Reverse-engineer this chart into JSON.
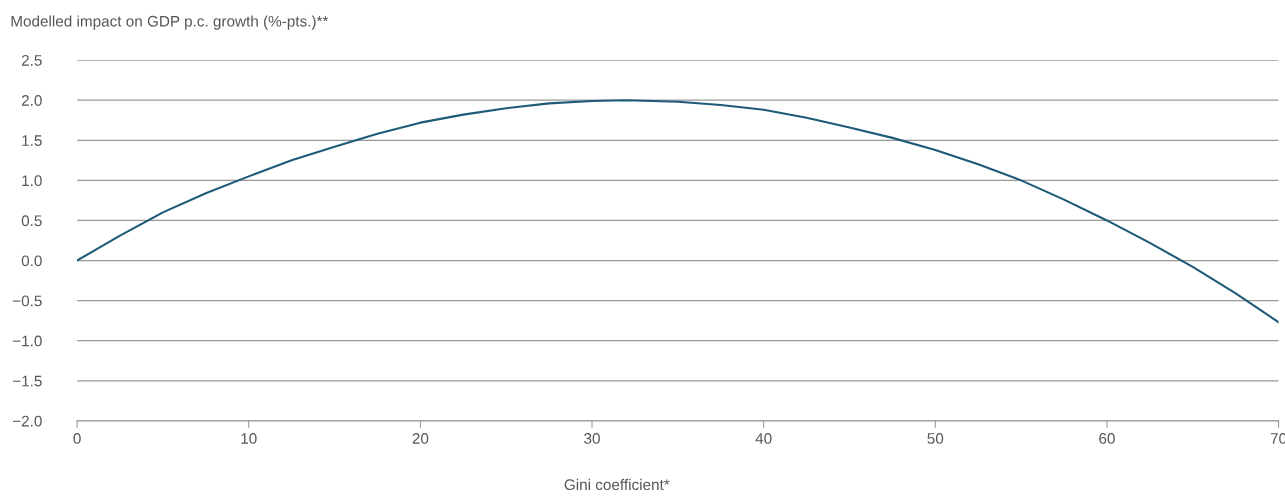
{
  "chart_data": {
    "type": "line",
    "ylabel": "Modelled impact on GDP p.c. growth (%-pts.)**",
    "xlabel": "Gini coefficient*",
    "x": [
      0,
      2.5,
      5,
      7.5,
      10,
      12.5,
      15,
      17.5,
      20,
      22.5,
      25,
      27.5,
      30,
      32,
      35,
      37.5,
      40,
      42.5,
      45,
      47.5,
      50,
      52.5,
      55,
      57.5,
      60,
      62.5,
      65,
      67.5,
      70
    ],
    "series": [
      {
        "color": "#1f5a78",
        "values": [
          0,
          0.31,
          0.6,
          0.84,
          1.05,
          1.25,
          1.42,
          1.58,
          1.72,
          1.82,
          1.9,
          1.96,
          1.99,
          2.0,
          1.98,
          1.94,
          1.88,
          1.78,
          1.66,
          1.53,
          1.38,
          1.2,
          1.0,
          0.76,
          0.5,
          0.22,
          -0.08,
          -0.41,
          -0.77
        ]
      }
    ],
    "xlim": [
      0,
      70
    ],
    "xticks": [
      0,
      10,
      20,
      30,
      40,
      50,
      60,
      70
    ],
    "ylim": [
      -2.0,
      2.5
    ],
    "yticks": [
      {
        "value": -2.0,
        "label": "−2.0"
      },
      {
        "value": -1.5,
        "label": "−1.5"
      },
      {
        "value": -1.0,
        "label": "−1.0"
      },
      {
        "value": -0.5,
        "label": "−0.5"
      },
      {
        "value": 0,
        "label": "0.0"
      },
      {
        "value": 0.5,
        "label": "0.5"
      },
      {
        "value": 1.0,
        "label": "1.0"
      },
      {
        "value": 1.5,
        "label": "1.5"
      },
      {
        "value": 2.0,
        "label": "2.0"
      },
      {
        "value": 2.5,
        "label": "2.5"
      }
    ],
    "grid": "y",
    "legend": false,
    "marker": "none",
    "line_style": "solid"
  }
}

________________________

### WORK TO BE COMPLETED
Generate a word-for-word copy of the preceding records, excluding all pictures.

### OUTPUT BELOW
Reverse-engineer this chart into JSON.
{
  "chart_data": {
    "type": "line",
    "ylabel": "Modelled impact on GDP p.c. growth (%-pts.)**",
    "xlabel": "Gini coefficient*",
    "x": [
      0,
      2.5,
      5,
      7.5,
      10,
      12.5,
      15,
      17.5,
      20,
      22.5,
      25,
      27.5,
      30,
      32,
      35,
      37.5,
      40,
      42.5,
      45,
      47.5,
      50,
      52.5,
      55,
      57.5,
      60,
      62.5,
      65,
      67.5,
      70
    ],
    "series": [
      {
        "color": "#1f5a78",
        "values": [
          0,
          0.31,
          0.6,
          0.84,
          1.05,
          1.25,
          1.42,
          1.58,
          1.72,
          1.82,
          1.9,
          1.96,
          1.99,
          2.0,
          1.98,
          1.94,
          1.88,
          1.78,
          1.66,
          1.53,
          1.38,
          1.2,
          1.0,
          0.76,
          0.5,
          0.22,
          -0.08,
          -0.41,
          -0.77
        ]
      }
    ],
    "xlim": [
      0,
      70
    ],
    "xticks": [
      0,
      10,
      20,
      30,
      40,
      50,
      60,
      70
    ],
    "ylim": [
      -2.0,
      2.5
    ],
    "yticks": [
      {
        "value": -2.0,
        "label": "−2.0"
      },
      {
        "value": -1.5,
        "label": "−1.5"
      },
      {
        "value": -1.0,
        "label": "−1.0"
      },
      {
        "value": -0.5,
        "label": "−0.5"
      },
      {
        "value": 0,
        "label": "0.0"
      },
      {
        "value": 0.5,
        "label": "0.5"
      },
      {
        "value": 1.0,
        "label": "1.0"
      },
      {
        "value": 1.5,
        "label": "1.5"
      },
      {
        "value": 2.0,
        "label": "2.0"
      },
      {
        "value": 2.5,
        "label": "2.5"
      }
    ],
    "grid": "y",
    "legend": false,
    "marker": "none",
    "line_style": "solid"
  }
}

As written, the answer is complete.